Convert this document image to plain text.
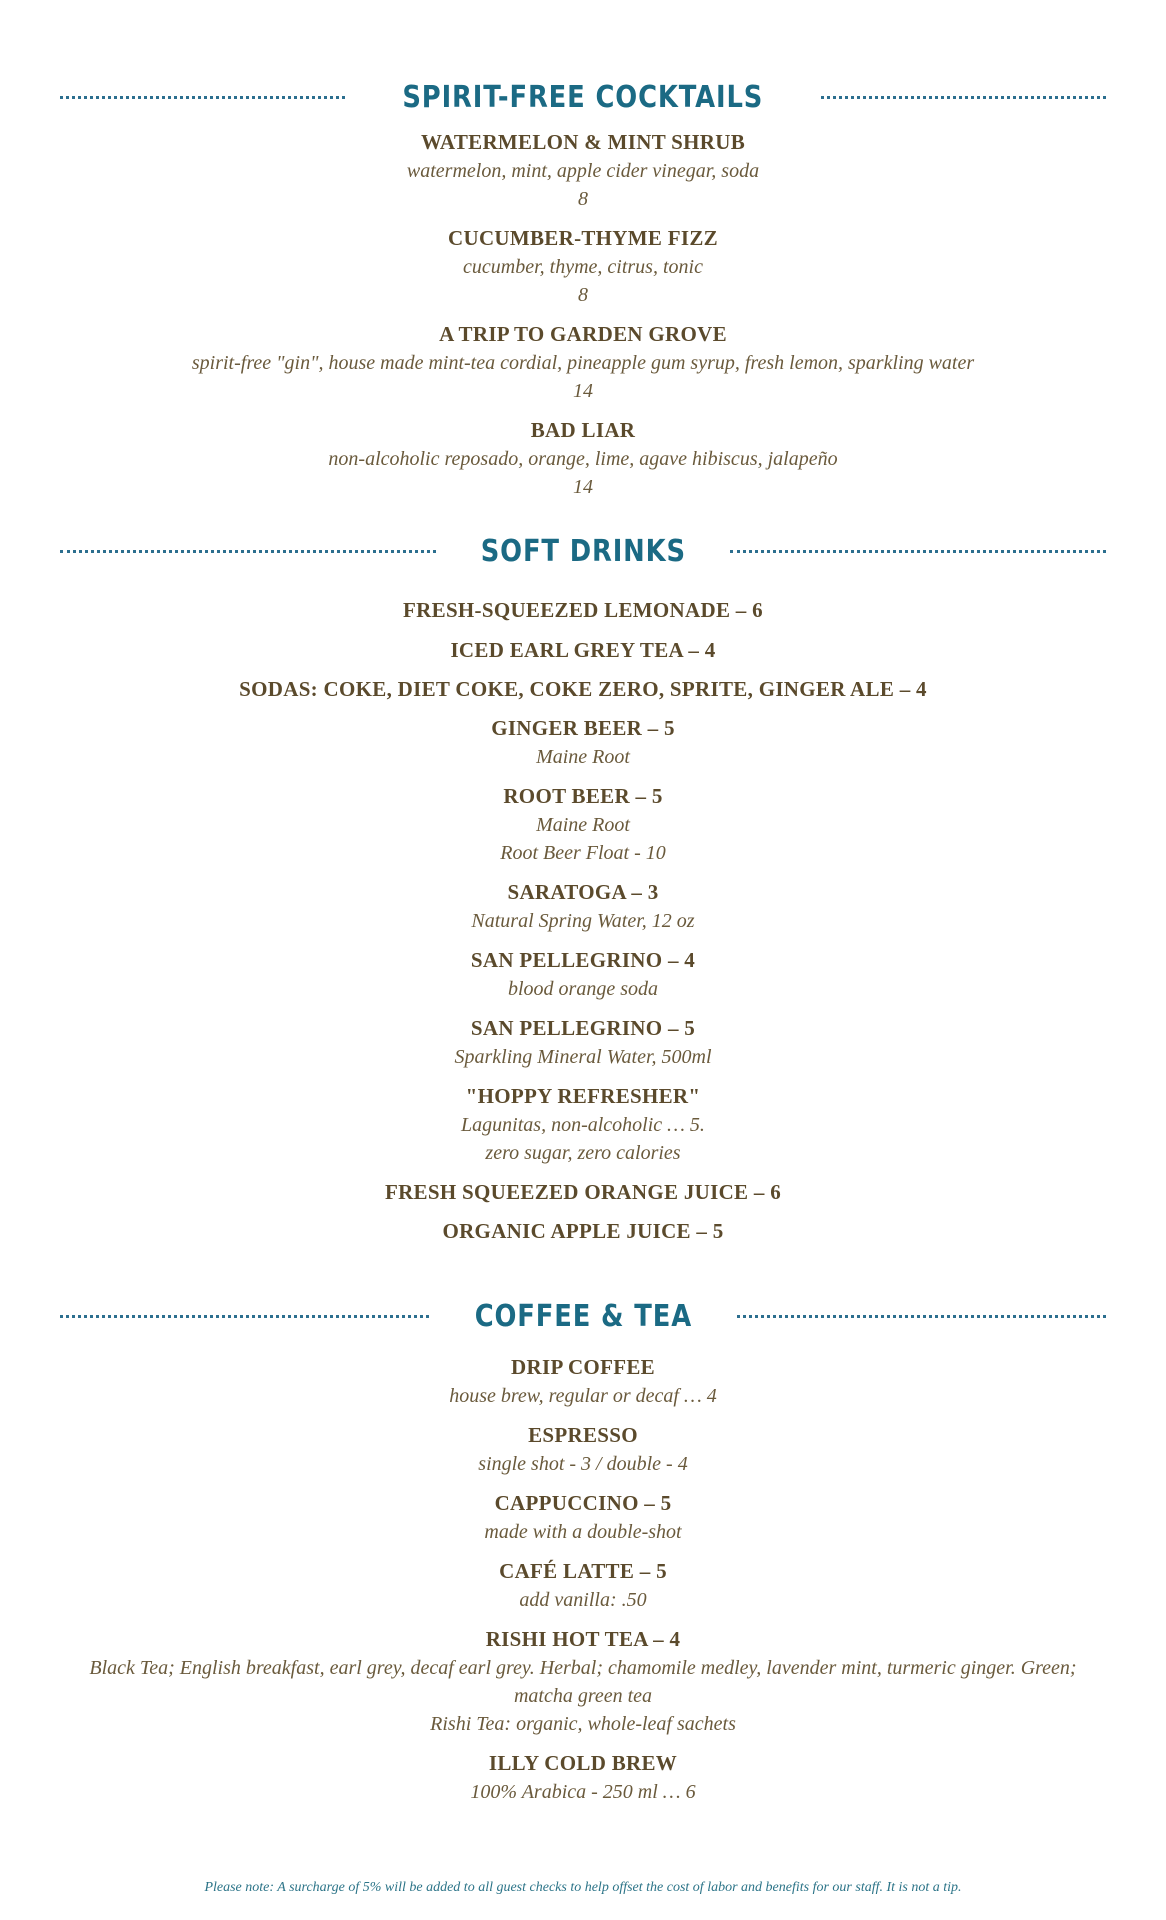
SPIRIT-FREE COCKTAILS
WATERMELON & MINT SHRUB
watermelon, mint, apple cider vinegar, soda
8
CUCUMBER-THYME FIZZ
cucumber, thyme, citrus, tonic
8
A TRIP TO GARDEN GROVE
spirit-free "gin", house made mint-tea cordial, pineapple gum syrup, fresh lemon, sparkling water
14
BAD LIAR
non-alcoholic reposado, orange, lime, agave hibiscus, jalapeño
14
SOFT DRINKS
FRESH-SQUEEZED LEMONADE – 6
ICED EARL GREY TEA – 4
SODAS: COKE, DIET COKE, COKE ZERO, SPRITE, GINGER ALE – 4
GINGER BEER – 5
Maine Root
ROOT BEER – 5
Maine Root
Root Beer Float - 10
SARATOGA – 3
Natural Spring Water, 12 oz
SAN PELLEGRINO – 4
blood orange soda
SAN PELLEGRINO – 5
Sparkling Mineral Water, 500ml
"HOPPY REFRESHER"
Lagunitas, non-alcoholic … 5.
zero sugar, zero calories
FRESH SQUEEZED ORANGE JUICE – 6
ORGANIC APPLE JUICE – 5
COFFEE & TEA
DRIP COFFEE
house brew, regular or decaf … 4
ESPRESSO
single shot - 3 / double - 4
CAPPUCCINO – 5
made with a double-shot
CAFÉ LATTE – 5
add vanilla: .50
RISHI HOT TEA – 4
Black Tea; English breakfast, earl grey, decaf earl grey. Herbal; chamomile medley, lavender mint, turmeric ginger. Green; matcha green tea
Rishi Tea: organic, whole-leaf sachets
ILLY COLD BREW
100% Arabica - 250 ml … 6
Please note: A surcharge of 5% will be added to all guest checks to help offset the cost of labor and benefits for our staff. It is not a tip.
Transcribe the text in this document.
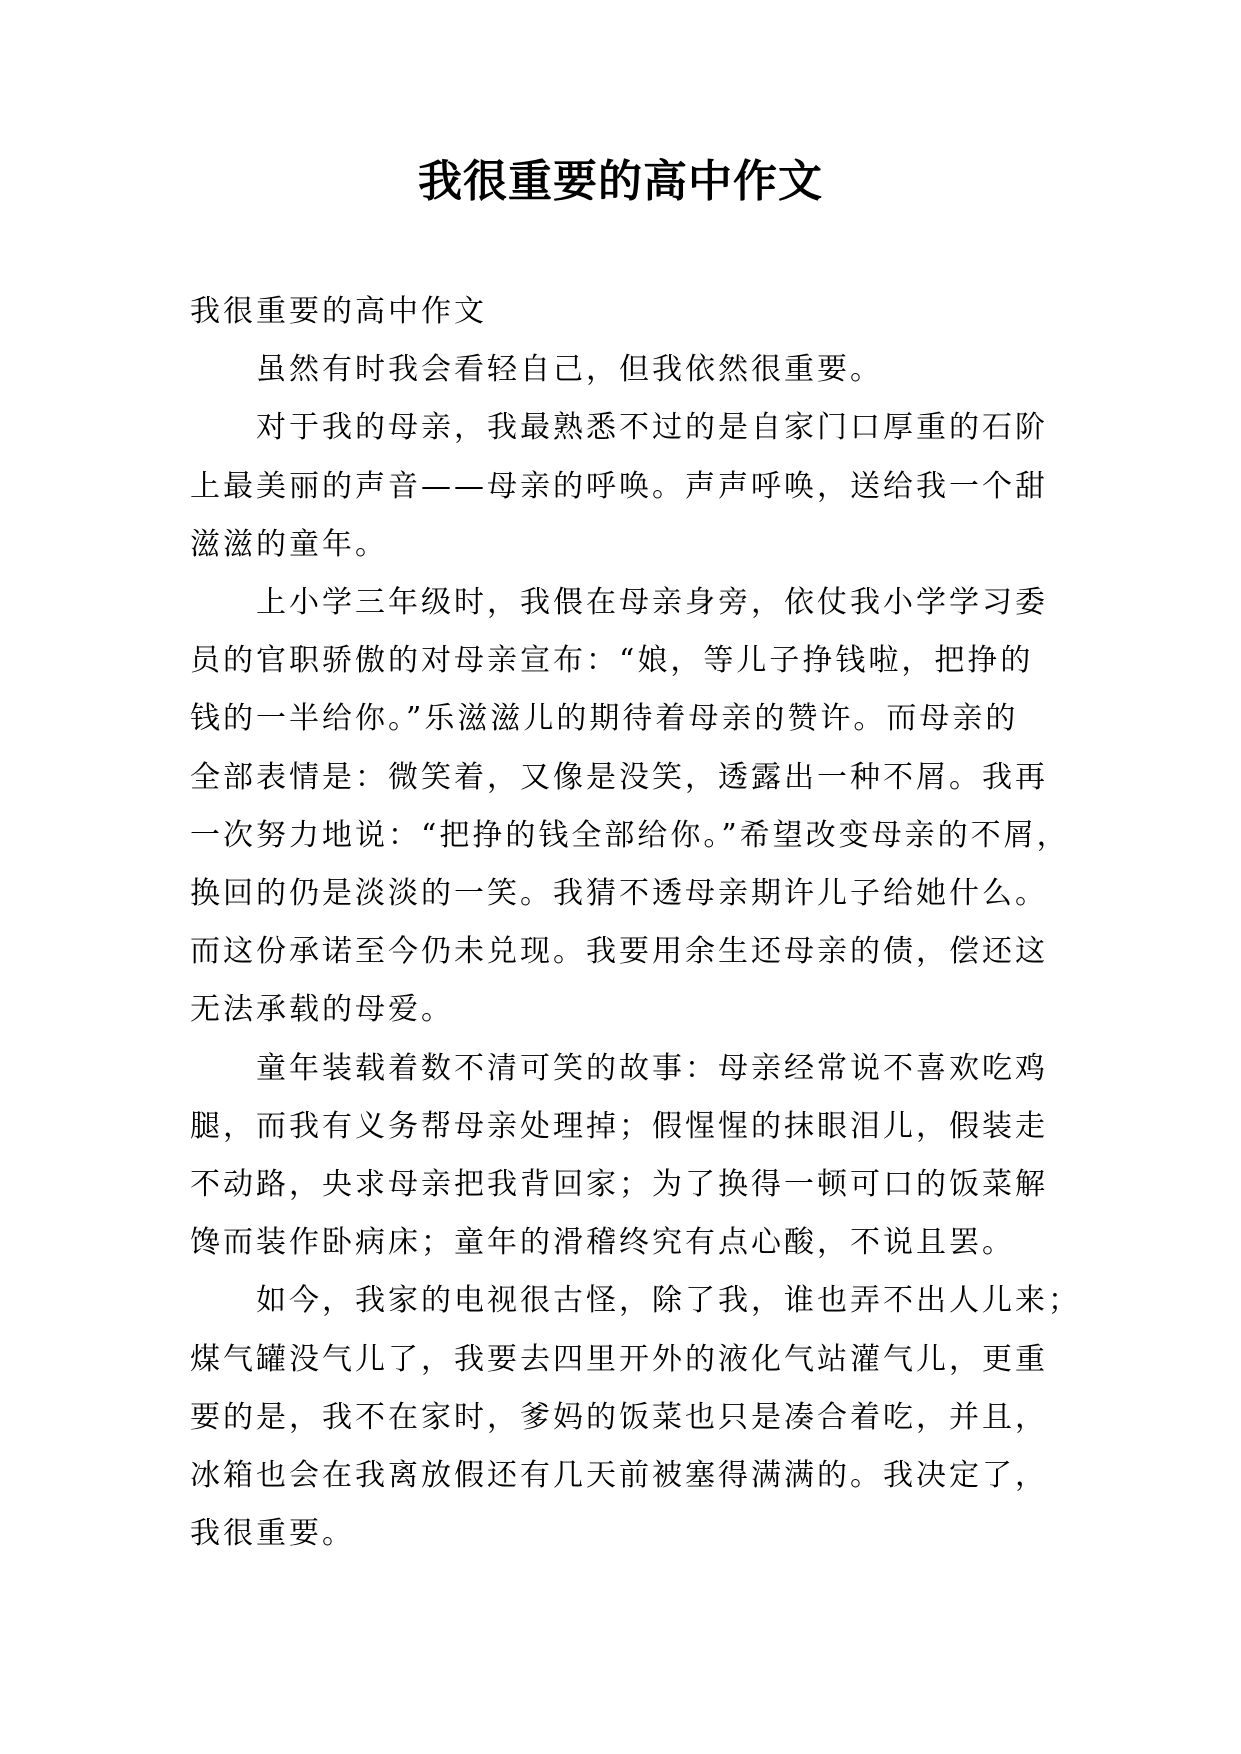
我很重要的高中作文

我很重要的高中作文

虽然有时我会看轻自己，但我依然很重要。

对于我的母亲，我最熟悉不过的是自家门口厚重的石阶

上最美丽的声音——母亲的呼唤。声声呼唤，送给我一个甜

滋滋的童年。

上小学三年级时，我偎在母亲身旁，依仗我小学学习委

员的官职骄傲的对母亲宣布：“娘，等儿子挣钱啦，把挣的

钱的一半给你。”乐滋滋儿的期待着母亲的赞许。而母亲的

全部表情是：微笑着，又像是没笑，透露出一种不屑。我再

一次努力地说：“把挣的钱全部给你。”希望改变母亲的不屑，

换回的仍是淡淡的一笑。我猜不透母亲期许儿子给她什么。

而这份承诺至今仍未兑现。我要用余生还母亲的债，偿还这

无法承载的母爱。

童年装载着数不清可笑的故事：母亲经常说不喜欢吃鸡

腿，而我有义务帮母亲处理掉；假惺惺的抹眼泪儿，假装走

不动路，央求母亲把我背回家；为了换得一顿可口的饭菜解

馋而装作卧病床；童年的滑稽终究有点心酸，不说且罢。

如今，我家的电视很古怪，除了我，谁也弄不出人儿来；

煤气罐没气儿了，我要去四里开外的液化气站灌气儿，更重

要的是，我不在家时，爹妈的饭菜也只是凑合着吃，并且，

冰箱也会在我离放假还有几天前被塞得满满的。我决定了，

我很重要。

***

Retype all entries exactly as they appear, dropping the images.

→ **Solution below**
Convert this document image to plain text.
SPIRIT-FREE COCKTAILS
WATERMELON & MINT SHRUB
watermelon, mint, apple cider vinegar, soda
8
CUCUMBER-THYME FIZZ
cucumber, thyme, citrus, tonic
8
A TRIP TO GARDEN GROVE
spirit-free "gin", house made mint-tea cordial, pineapple gum syrup, fresh lemon, sparkling water
14
BAD LIAR
non-alcoholic reposado, orange, lime, agave hibiscus, jalapeño
14
SOFT DRINKS
FRESH-SQUEEZED LEMONADE – 6
ICED EARL GREY TEA – 4
SODAS: COKE, DIET COKE, COKE ZERO, SPRITE, GINGER ALE – 4
GINGER BEER – 5
Maine Root
ROOT BEER – 5
Maine Root
Root Beer Float - 10
SARATOGA – 3
Natural Spring Water, 12 oz
SAN PELLEGRINO – 4
blood orange soda
SAN PELLEGRINO – 5
Sparkling Mineral Water, 500ml
"HOPPY REFRESHER"
Lagunitas, non-alcoholic … 5.
zero sugar, zero calories
FRESH SQUEEZED ORANGE JUICE – 6
ORGANIC APPLE JUICE – 5
COFFEE & TEA
DRIP COFFEE
house brew, regular or decaf … 4
ESPRESSO
single shot - 3 / double - 4
CAPPUCCINO – 5
made with a double-shot
CAFÉ LATTE – 5
add vanilla: .50
RISHI HOT TEA – 4
Black Tea; English breakfast, earl grey, decaf earl grey. Herbal; chamomile medley, lavender mint, turmeric ginger. Green; matcha green tea
Rishi Tea: organic, whole-leaf sachets
ILLY COLD BREW
100% Arabica - 250 ml … 6
Please note: A surcharge of 5% will be added to all guest checks to help offset the cost of labor and benefits for our staff. It is not a tip.
Transcribe the text in this document.
我很重要的高中作文

我很重要的高中作文

虽然有时我会看轻自己，但我依然很重要。

对于我的母亲，我最熟悉不过的是自家门口厚重的石阶

上最美丽的声音——母亲的呼唤。声声呼唤，送给我一个甜

滋滋的童年。

上小学三年级时，我偎在母亲身旁，依仗我小学学习委

员的官职骄傲的对母亲宣布：“娘，等儿子挣钱啦，把挣的

钱的一半给你。”乐滋滋儿的期待着母亲的赞许。而母亲的

全部表情是：微笑着，又像是没笑，透露出一种不屑。我再

一次努力地说：“把挣的钱全部给你。”希望改变母亲的不屑，

换回的仍是淡淡的一笑。我猜不透母亲期许儿子给她什么。

而这份承诺至今仍未兑现。我要用余生还母亲的债，偿还这

无法承载的母爱。

童年装载着数不清可笑的故事：母亲经常说不喜欢吃鸡

腿，而我有义务帮母亲处理掉；假惺惺的抹眼泪儿，假装走

不动路，央求母亲把我背回家；为了换得一顿可口的饭菜解

馋而装作卧病床；童年的滑稽终究有点心酸，不说且罢。

如今，我家的电视很古怪，除了我，谁也弄不出人儿来；

煤气罐没气儿了，我要去四里开外的液化气站灌气儿，更重

要的是，我不在家时，爹妈的饭菜也只是凑合着吃，并且，

冰箱也会在我离放假还有几天前被塞得满满的。我决定了，

我很重要。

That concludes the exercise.